==== RECORDS
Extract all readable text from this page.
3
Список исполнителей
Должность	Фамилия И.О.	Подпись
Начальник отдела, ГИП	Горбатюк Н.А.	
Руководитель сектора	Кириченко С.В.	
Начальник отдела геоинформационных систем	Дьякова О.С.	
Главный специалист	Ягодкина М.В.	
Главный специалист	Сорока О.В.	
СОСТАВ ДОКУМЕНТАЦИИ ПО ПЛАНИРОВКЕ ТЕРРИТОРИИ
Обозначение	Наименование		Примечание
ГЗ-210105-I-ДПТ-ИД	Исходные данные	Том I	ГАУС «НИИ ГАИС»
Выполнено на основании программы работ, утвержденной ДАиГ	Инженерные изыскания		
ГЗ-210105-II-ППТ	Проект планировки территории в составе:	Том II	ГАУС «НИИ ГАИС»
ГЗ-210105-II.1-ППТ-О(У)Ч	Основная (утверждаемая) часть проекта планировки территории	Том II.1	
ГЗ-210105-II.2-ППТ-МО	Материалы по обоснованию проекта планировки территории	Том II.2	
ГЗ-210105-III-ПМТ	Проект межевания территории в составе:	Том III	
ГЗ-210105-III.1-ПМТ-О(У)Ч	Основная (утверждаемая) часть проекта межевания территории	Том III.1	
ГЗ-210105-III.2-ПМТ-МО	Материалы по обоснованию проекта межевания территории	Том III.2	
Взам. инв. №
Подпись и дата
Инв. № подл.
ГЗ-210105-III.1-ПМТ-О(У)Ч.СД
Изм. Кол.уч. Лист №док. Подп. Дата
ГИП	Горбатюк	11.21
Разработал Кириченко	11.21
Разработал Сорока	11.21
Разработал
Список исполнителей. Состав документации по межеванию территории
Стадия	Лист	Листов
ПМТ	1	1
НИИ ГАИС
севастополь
========
TO DO -
Write out the full listing exactly as given.

SOLUTION TO THIS PROBLEM -
Extract all readable text from this page.
3
Список исполнителей
Должность	Фамилия И.О.	Подпись
Начальник отдела, ГИП	Горбатюк Н.А.	
Руководитель сектора	Кириченко С.В.	
Начальник отдела геоинформационных систем	Дьякова О.С.	
Главный специалист	Ягодкина М.В.	
Главный специалист	Сорока О.В.	
СОСТАВ ДОКУМЕНТАЦИИ ПО ПЛАНИРОВКЕ ТЕРРИТОРИИ
Обозначение	Наименование		Примечание
ГЗ-210105-I-ДПТ-ИД	Исходные данные	Том I	ГАУС «НИИ ГАИС»
Выполнено на основании программы работ, утвержденной ДАиГ	Инженерные изыскания		
ГЗ-210105-II-ППТ	Проект планировки территории в составе:	Том II	ГАУС «НИИ ГАИС»
ГЗ-210105-II.1-ППТ-О(У)Ч	Основная (утверждаемая) часть проекта планировки территории	Том II.1	
ГЗ-210105-II.2-ППТ-МО	Материалы по обоснованию проекта планировки территории	Том II.2	
ГЗ-210105-III-ПМТ	Проект межевания территории в составе:	Том III	
ГЗ-210105-III.1-ПМТ-О(У)Ч	Основная (утверждаемая) часть проекта межевания территории	Том III.1	
ГЗ-210105-III.2-ПМТ-МО	Материалы по обоснованию проекта межевания территории	Том III.2	
Взам. инв. №
Подпись и дата
Инв. № подл.
ГЗ-210105-III.1-ПМТ-О(У)Ч.СД
Изм. Кол.уч. Лист №док. Подп. Дата
ГИП	Горбатюк	11.21
Разработал Кириченко	11.21
Разработал Сорока	11.21
Разработал
Список исполнителей. Состав документации по межеванию территории
Стадия	Лист	Листов
ПМТ	1	1
НИИ ГАИС
севастополь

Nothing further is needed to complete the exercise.